| Exercise brief |
Transcribe all the records exactly and omit any images they hold.

| Collection entries |
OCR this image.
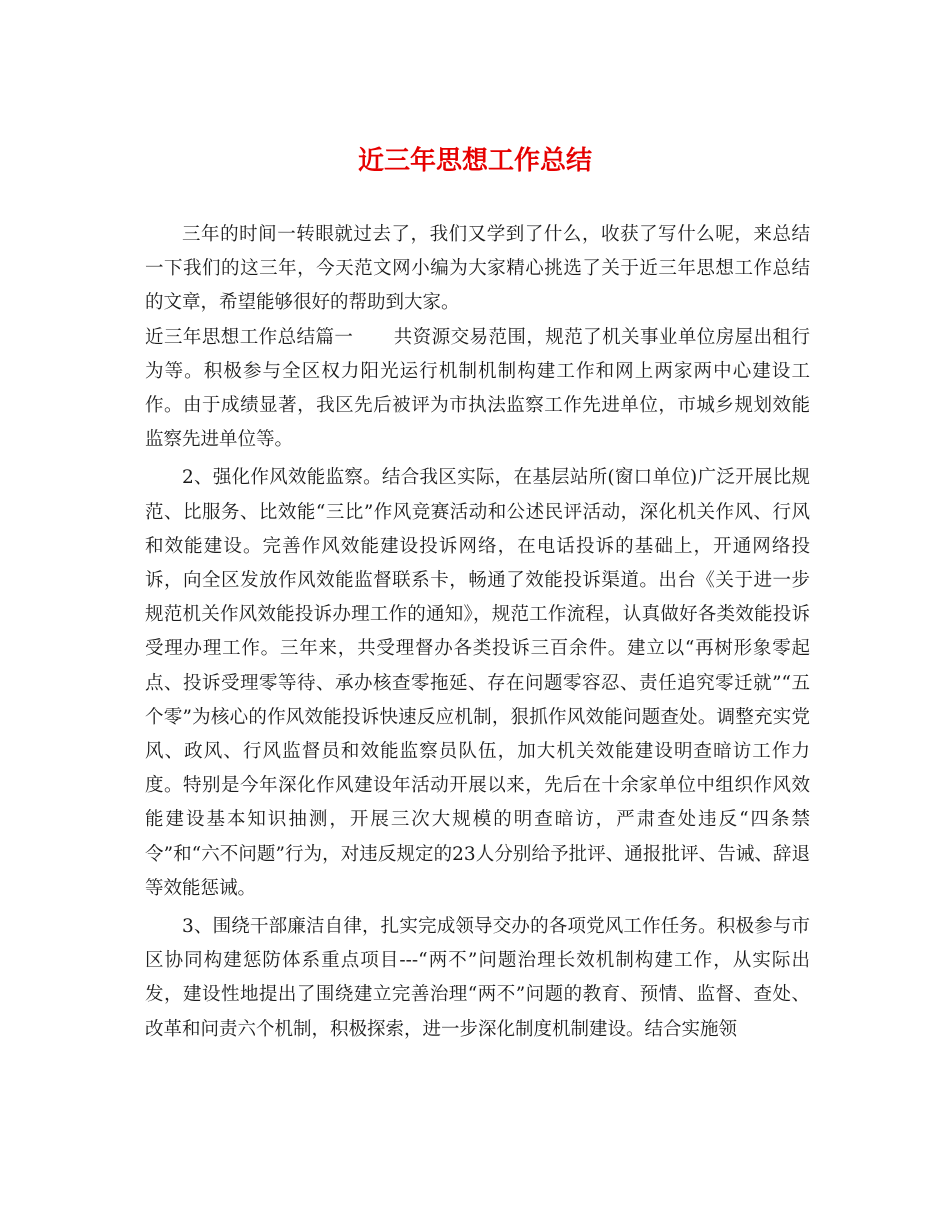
近三年思想工作总结

三年的时间一转眼就过去了，我们又学到了什么，收获了写什么呢，来总结一下我们的这三年，今天范文网小编为大家精心挑选了关于近三年思想工作总结的文章，希望能够很好的帮助到大家。

近三年思想工作总结篇一 共资源交易范围，规范了机关事业单位房屋出租行为等。积极参与全区权力阳光运行机制机制构建工作和网上两家两中心建设工作。由于成绩显著，我区先后被评为市执法监察工作先进单位，市城乡规划效能监察先进单位等。

2、强化作风效能监察。结合我区实际，在基层站所(窗口单位)广泛开展比规范、比服务、比效能“三比”作风竞赛活动和公述民评活动，深化机关作风、行风和效能建设。完善作风效能建设投诉网络，在电话投诉的基础上，开通网络投诉，向全区发放作风效能监督联系卡，畅通了效能投诉渠道。出台《关于进一步规范机关作风效能投诉办理工作的通知》，规范工作流程，认真做好各类效能投诉受理办理工作。三年来，共受理督办各类投诉三百余件。建立以“再树形象零起点、投诉受理零等待、承办核查零拖延、存在问题零容忍、责任追究零迁就”“五个零”为核心的作风效能投诉快速反应机制，狠抓作风效能问题查处。调整充实党风、政风、行风监督员和效能监察员队伍，加大机关效能建设明查暗访工作力度。特别是今年深化作风建设年活动开展以来，先后在十余家单位中组织作风效能建设基本知识抽测，开展三次大规模的明查暗访，严肃查处违反“四条禁令”和“六不问题”行为，对违反规定的23人分别给予批评、通报批评、告诫、辞退等效能惩诫。

3、围绕干部廉洁自律，扎实完成领导交办的各项党风工作任务。积极参与市区协同构建惩防体系重点项目---“两不”问题治理长效机制构建工作，从实际出发，建设性地提出了围绕建立完善治理“两不”问题的教育、预情、监督、查处、改革和问责六个机制，积极探索，进一步深化制度机制建设。结合实施领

| Task result |
OCR this image.
近三年思想工作总结

三年的时间一转眼就过去了，我们又学到了什么，收获了写什么呢，来总结一下我们的这三年，今天范文网小编为大家精心挑选了关于近三年思想工作总结的文章，希望能够很好的帮助到大家。

近三年思想工作总结篇一 共资源交易范围，规范了机关事业单位房屋出租行为等。积极参与全区权力阳光运行机制机制构建工作和网上两家两中心建设工作。由于成绩显著，我区先后被评为市执法监察工作先进单位，市城乡规划效能监察先进单位等。

2、强化作风效能监察。结合我区实际，在基层站所(窗口单位)广泛开展比规范、比服务、比效能“三比”作风竞赛活动和公述民评活动，深化机关作风、行风和效能建设。完善作风效能建设投诉网络，在电话投诉的基础上，开通网络投诉，向全区发放作风效能监督联系卡，畅通了效能投诉渠道。出台《关于进一步规范机关作风效能投诉办理工作的通知》，规范工作流程，认真做好各类效能投诉受理办理工作。三年来，共受理督办各类投诉三百余件。建立以“再树形象零起点、投诉受理零等待、承办核查零拖延、存在问题零容忍、责任追究零迁就”“五个零”为核心的作风效能投诉快速反应机制，狠抓作风效能问题查处。调整充实党风、政风、行风监督员和效能监察员队伍，加大机关效能建设明查暗访工作力度。特别是今年深化作风建设年活动开展以来，先后在十余家单位中组织作风效能建设基本知识抽测，开展三次大规模的明查暗访，严肃查处违反“四条禁令”和“六不问题”行为，对违反规定的23人分别给予批评、通报批评、告诫、辞退等效能惩诫。

3、围绕干部廉洁自律，扎实完成领导交办的各项党风工作任务。积极参与市区协同构建惩防体系重点项目---“两不”问题治理长效机制构建工作，从实际出发，建设性地提出了围绕建立完善治理“两不”问题的教育、预情、监督、查处、改革和问责六个机制，积极探索，进一步深化制度机制建设。结合实施领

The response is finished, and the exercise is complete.